WHAT TO WORK ON - Search the material for the string "华夏出版社" and copy each line where it occurs.

Dataset entries:
——

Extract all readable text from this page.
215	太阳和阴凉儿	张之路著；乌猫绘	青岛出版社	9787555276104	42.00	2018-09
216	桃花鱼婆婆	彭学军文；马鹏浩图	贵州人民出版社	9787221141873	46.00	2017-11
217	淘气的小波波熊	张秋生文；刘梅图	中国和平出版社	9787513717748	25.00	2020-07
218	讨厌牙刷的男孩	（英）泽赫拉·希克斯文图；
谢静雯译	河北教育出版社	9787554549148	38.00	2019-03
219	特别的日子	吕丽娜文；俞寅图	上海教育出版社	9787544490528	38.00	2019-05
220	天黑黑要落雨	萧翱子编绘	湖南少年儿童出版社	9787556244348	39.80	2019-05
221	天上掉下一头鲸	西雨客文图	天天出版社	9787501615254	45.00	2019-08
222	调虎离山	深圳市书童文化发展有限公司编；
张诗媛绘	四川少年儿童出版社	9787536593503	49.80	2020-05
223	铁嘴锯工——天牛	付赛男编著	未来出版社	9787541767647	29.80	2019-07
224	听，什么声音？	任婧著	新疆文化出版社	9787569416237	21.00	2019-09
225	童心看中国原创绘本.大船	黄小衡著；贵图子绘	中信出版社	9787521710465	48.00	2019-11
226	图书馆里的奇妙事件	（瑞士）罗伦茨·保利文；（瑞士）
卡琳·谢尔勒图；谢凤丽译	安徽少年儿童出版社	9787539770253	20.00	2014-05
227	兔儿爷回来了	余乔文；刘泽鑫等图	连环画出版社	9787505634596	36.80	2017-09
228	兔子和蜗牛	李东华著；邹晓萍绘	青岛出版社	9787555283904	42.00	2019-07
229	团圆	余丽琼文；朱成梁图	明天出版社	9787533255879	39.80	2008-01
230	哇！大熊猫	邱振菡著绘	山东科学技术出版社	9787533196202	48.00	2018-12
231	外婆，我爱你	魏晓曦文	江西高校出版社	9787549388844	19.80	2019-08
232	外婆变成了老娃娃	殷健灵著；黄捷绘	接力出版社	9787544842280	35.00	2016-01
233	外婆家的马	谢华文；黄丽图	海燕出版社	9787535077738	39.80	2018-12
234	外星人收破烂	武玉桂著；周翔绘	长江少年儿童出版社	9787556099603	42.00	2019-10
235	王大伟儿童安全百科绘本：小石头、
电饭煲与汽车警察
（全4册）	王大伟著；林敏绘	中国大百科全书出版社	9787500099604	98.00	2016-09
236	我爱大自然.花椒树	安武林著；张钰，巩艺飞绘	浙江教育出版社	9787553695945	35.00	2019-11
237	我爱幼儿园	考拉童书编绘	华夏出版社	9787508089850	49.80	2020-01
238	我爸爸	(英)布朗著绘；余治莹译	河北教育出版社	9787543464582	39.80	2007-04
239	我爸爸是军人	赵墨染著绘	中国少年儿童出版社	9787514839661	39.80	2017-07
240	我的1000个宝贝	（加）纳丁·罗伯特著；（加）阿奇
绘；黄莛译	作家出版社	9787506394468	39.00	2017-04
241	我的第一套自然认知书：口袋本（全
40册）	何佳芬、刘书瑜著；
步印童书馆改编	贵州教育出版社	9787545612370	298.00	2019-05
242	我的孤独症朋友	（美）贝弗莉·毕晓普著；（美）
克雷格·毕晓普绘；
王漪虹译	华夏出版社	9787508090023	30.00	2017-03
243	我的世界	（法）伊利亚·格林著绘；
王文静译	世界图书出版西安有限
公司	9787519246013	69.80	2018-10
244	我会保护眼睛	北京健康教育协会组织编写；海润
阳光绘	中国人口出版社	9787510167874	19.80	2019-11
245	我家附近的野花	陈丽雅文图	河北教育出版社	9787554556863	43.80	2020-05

——

FINISHED TASK -
237	我爱幼儿园	考拉童书编绘	华夏出版社	9787508089850	49.80	2020-01
王漪虹译	华夏出版社	9787508090023	30.00	2017-03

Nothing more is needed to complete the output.